--- Record set ---
○ ○ ○ ○ ○
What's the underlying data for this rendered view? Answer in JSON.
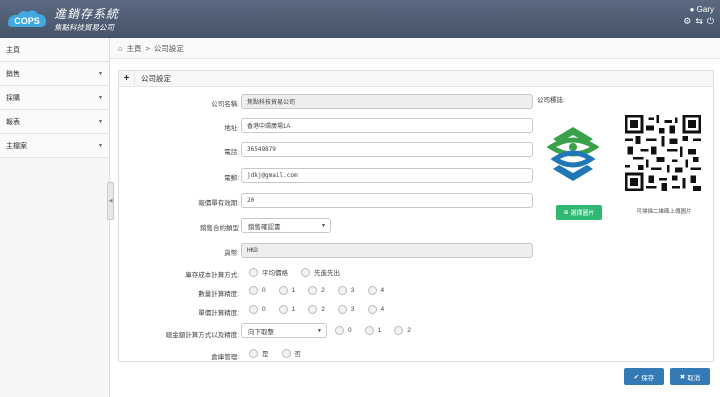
{
  "header": {
    "logo_text": "COPS",
    "app_title": "進銷存系統",
    "company": "焦點科技貿易公司",
    "user_name": "Gary",
    "user_icon": "user-icon",
    "icons": [
      "gear-icon",
      "exchange-icon",
      "power-icon"
    ],
    "bg_color": "#4e5c72"
  },
  "sidebar": {
    "items": [
      {
        "label": "主頁",
        "has_caret": false
      },
      {
        "label": "銷售",
        "has_caret": true
      },
      {
        "label": "採購",
        "has_caret": true
      },
      {
        "label": "報表",
        "has_caret": true
      },
      {
        "label": "主檔案",
        "has_caret": true
      }
    ]
  },
  "breadcrumb": {
    "home_icon": "home-icon",
    "home": "主頁",
    "separator": ">",
    "current": "公司設定"
  },
  "panel": {
    "title": "公司設定"
  },
  "form": {
    "company_name": {
      "label": "公司名稱:",
      "value": "焦點科技貿易公司"
    },
    "address": {
      "label": "地址:",
      "value": "香港中環廣場1A"
    },
    "phone": {
      "label": "電話:",
      "value": "36549879"
    },
    "email": {
      "label": "電郵:",
      "value": "jdkj@gmail.com"
    },
    "quote_valid": {
      "label": "報價單有效期:",
      "value": "20"
    },
    "contract_type": {
      "label": "銷售合約類型",
      "value": "銷售確認書"
    },
    "currency": {
      "label": "貨幣:",
      "value": "HKD"
    },
    "cost_method": {
      "label": "庫存成本計算方式:",
      "options": [
        "平均價格",
        "先進先出"
      ]
    },
    "qty_precision": {
      "label": "數量計算精度:",
      "options": [
        "0",
        "1",
        "2",
        "3",
        "4"
      ]
    },
    "price_precision": {
      "label": "單價計算精度:",
      "options": [
        "0",
        "1",
        "2",
        "3",
        "4"
      ]
    },
    "amount_method": {
      "label": "總金額計算方式以及精度:",
      "value": "向下取整",
      "options": [
        "0",
        "1",
        "2"
      ]
    },
    "warehouse": {
      "label": "倉庫管理:",
      "options": [
        "是",
        "否"
      ]
    }
  },
  "logo_section": {
    "label": "公司標誌:",
    "select_button": "選擇圖片",
    "qr_caption": "可掃描二維碼上傳圖片",
    "logo_green": "#3aa14a",
    "logo_blue": "#1f77b8"
  },
  "actions": {
    "save": "保存",
    "cancel": "取消",
    "accent": "#337ab7"
  }
}
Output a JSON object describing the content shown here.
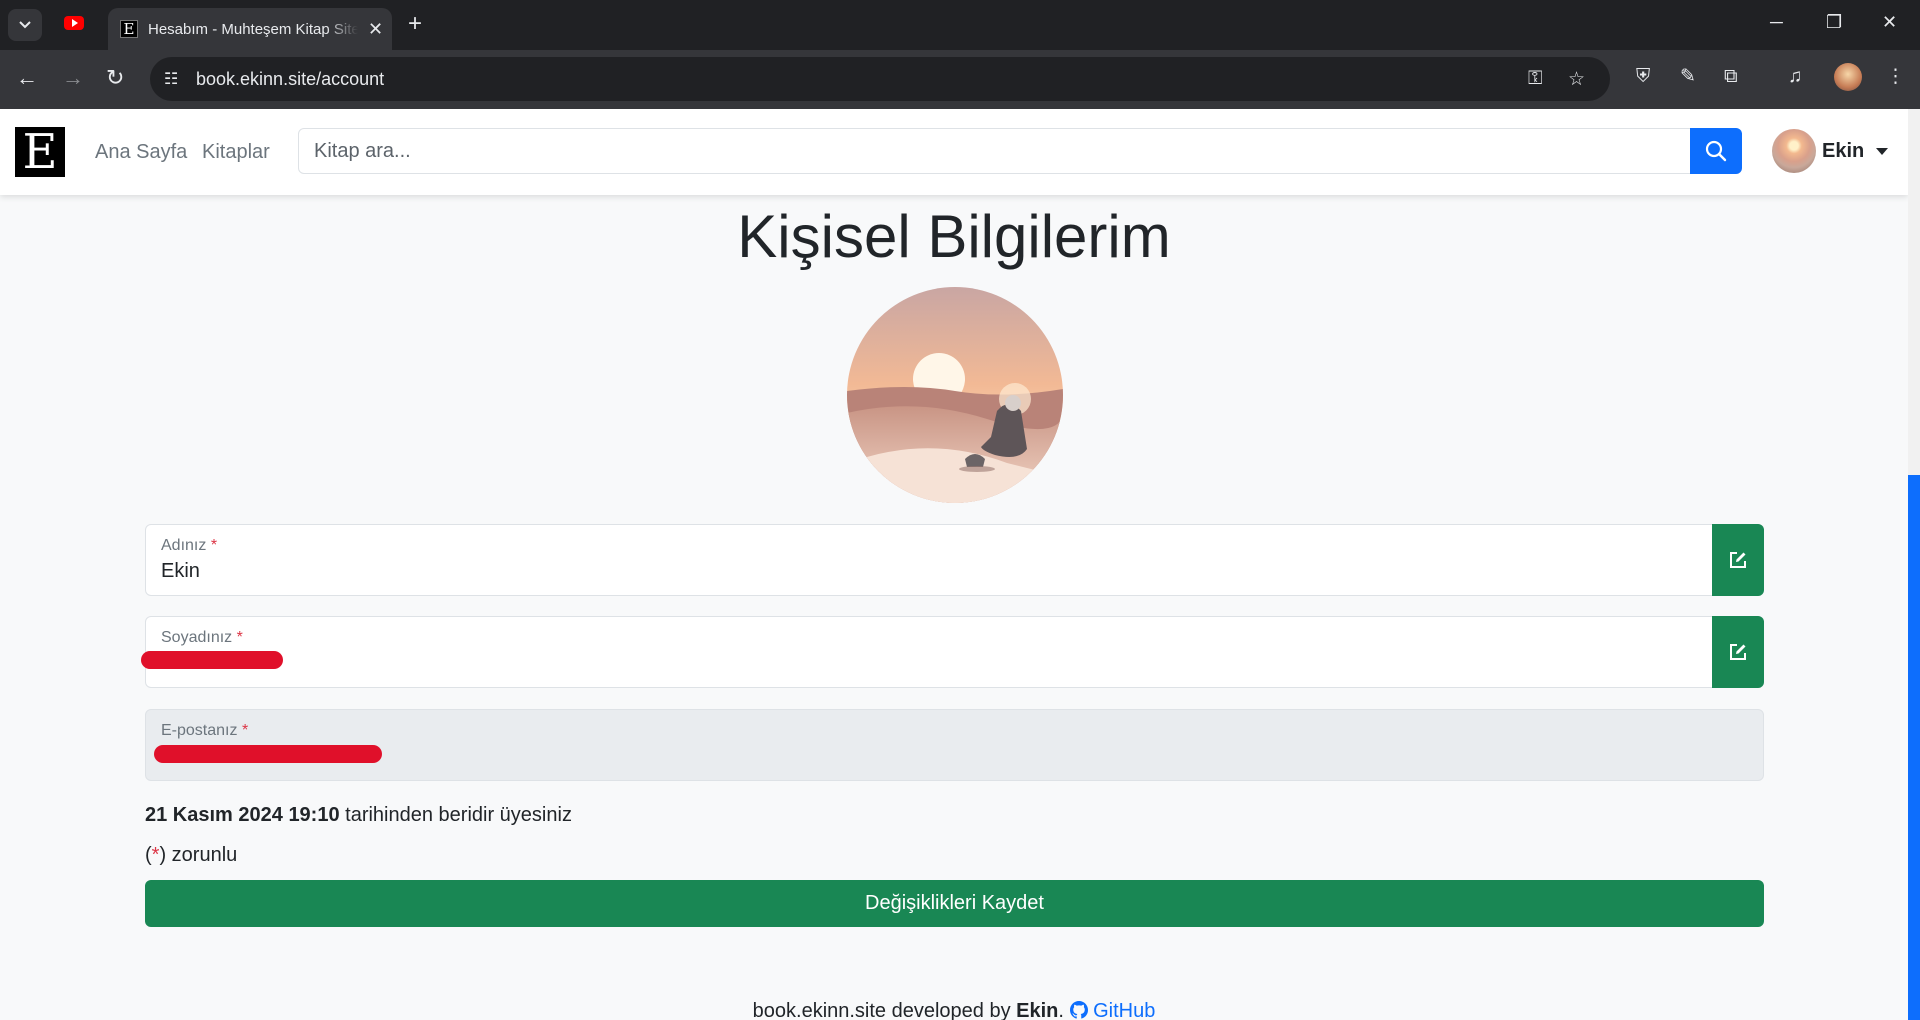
{
  "browser": {
    "tab_title": "Hesabım - Muhteşem Kitap Sitesi",
    "tab_favicon_letter": "E",
    "url": "book.ekinn.site/account"
  },
  "navbar": {
    "logo_letter": "E",
    "links": [
      "Ana Sayfa",
      "Kitaplar"
    ],
    "search_placeholder": "Kitap ara...",
    "user_name": "Ekin"
  },
  "main": {
    "title": "Kişisel Bilgilerim",
    "fields": {
      "first_name": {
        "label": "Adınız",
        "value": "Ekin"
      },
      "last_name": {
        "label": "Soyadınız",
        "value": ""
      },
      "email": {
        "label": "E-postanız",
        "value": ""
      }
    },
    "required_mark": "*",
    "member_since_date": "21 Kasım 2024 19:10",
    "member_since_suffix": " tarihinden beridir üyesiniz",
    "required_note_open": "(",
    "required_note_close": ") zorunlu",
    "save_button": "Değişiklikleri Kaydet"
  },
  "footer": {
    "prefix": "book.ekinn.site developed by ",
    "author": "Ekin",
    "separator": ".",
    "link": "GitHub"
  },
  "colors": {
    "primary": "#0d6efd",
    "success": "#198754",
    "danger": "#dc3545",
    "redaction": "#e0102a"
  }
}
○ ○ ○ ○ ○
--- Your instructions ---
Copy all lines from the material that include "ekinn".

--- Answer to the task ---
    "url": "book.ekinn.site/account"
    "prefix": "book.ekinn.site developed by ",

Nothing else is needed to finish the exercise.